> Exercise materials
↓
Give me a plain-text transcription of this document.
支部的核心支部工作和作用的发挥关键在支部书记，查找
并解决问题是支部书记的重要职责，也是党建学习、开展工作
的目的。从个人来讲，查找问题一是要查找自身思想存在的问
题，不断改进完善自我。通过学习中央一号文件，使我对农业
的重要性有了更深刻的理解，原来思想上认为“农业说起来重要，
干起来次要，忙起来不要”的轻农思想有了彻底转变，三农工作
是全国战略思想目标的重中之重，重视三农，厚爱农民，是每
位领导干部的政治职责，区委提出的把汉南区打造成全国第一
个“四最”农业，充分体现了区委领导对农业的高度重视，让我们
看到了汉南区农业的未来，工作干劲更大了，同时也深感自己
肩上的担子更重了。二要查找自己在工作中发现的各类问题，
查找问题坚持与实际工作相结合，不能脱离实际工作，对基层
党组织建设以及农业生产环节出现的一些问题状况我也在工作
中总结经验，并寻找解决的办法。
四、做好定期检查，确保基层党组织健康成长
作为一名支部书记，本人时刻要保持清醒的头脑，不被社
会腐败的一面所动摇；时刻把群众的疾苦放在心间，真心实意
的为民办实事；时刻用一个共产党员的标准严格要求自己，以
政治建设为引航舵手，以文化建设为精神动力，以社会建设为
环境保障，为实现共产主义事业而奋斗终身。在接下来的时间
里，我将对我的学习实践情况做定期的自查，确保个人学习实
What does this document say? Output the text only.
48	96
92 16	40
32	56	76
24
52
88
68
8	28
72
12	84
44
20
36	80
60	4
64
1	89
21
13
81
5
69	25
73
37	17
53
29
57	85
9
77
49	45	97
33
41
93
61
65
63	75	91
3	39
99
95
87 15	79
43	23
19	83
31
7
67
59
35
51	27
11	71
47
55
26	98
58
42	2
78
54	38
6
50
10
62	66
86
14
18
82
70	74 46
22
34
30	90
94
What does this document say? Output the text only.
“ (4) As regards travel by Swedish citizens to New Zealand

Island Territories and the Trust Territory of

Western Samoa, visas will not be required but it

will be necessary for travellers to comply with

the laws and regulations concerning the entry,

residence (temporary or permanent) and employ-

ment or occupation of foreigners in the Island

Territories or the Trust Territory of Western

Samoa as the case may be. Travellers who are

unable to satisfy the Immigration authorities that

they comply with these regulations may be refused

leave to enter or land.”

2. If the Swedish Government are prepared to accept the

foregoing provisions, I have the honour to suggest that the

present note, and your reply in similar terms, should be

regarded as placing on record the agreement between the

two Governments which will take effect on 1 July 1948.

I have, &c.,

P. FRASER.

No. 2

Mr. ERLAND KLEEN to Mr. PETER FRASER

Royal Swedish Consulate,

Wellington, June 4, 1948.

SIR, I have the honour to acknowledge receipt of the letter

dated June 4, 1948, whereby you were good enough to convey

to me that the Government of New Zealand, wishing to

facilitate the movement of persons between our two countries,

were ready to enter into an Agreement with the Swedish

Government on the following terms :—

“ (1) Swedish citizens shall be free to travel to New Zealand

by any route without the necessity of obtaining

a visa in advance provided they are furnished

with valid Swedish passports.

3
↑
> Problem to solve
Collect each line holding the string "regulations".

> Solution for this task
the laws and regulations concerning the entry,
they comply with these regulations may be refused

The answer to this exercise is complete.